▶ What you need to do:
Extract all lines that hold the string "国之大者".
# START OF Available data
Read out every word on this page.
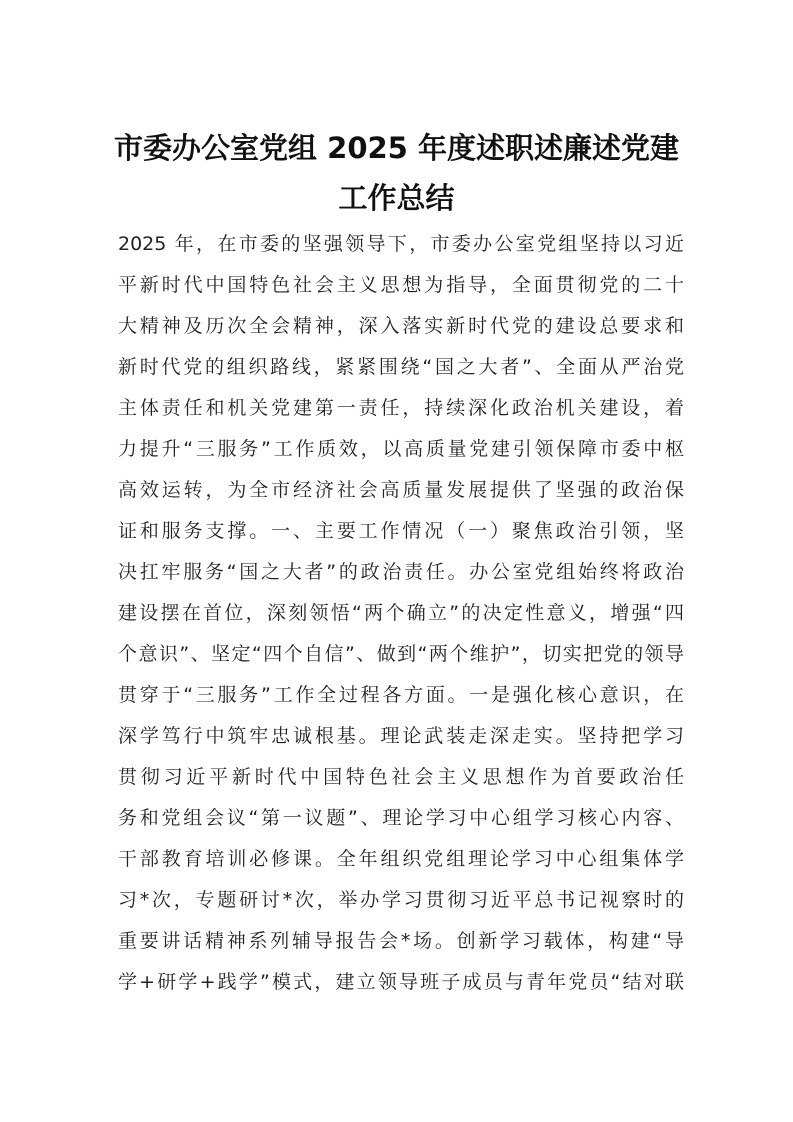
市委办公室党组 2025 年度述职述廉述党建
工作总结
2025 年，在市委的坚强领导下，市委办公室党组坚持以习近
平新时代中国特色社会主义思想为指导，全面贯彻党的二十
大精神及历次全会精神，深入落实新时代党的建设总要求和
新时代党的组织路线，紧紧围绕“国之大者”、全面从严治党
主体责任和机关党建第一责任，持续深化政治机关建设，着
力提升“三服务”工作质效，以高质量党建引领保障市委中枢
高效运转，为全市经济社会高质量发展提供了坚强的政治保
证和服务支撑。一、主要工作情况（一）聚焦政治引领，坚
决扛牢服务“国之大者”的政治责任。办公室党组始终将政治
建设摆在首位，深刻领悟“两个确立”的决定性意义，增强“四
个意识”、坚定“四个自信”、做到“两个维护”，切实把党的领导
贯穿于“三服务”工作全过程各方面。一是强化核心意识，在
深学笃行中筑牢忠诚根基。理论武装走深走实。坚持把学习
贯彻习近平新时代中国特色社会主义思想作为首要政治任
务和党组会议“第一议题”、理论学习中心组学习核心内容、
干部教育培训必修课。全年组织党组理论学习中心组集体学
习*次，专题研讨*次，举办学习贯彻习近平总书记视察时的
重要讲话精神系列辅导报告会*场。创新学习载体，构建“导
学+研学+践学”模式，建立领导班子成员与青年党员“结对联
# END OF Available data
▶ Answer to the exercise:
新时代党的组织路线，紧紧围绕“国之大者”、全面从严治党
决扛牢服务“国之大者”的政治责任。办公室党组始终将政治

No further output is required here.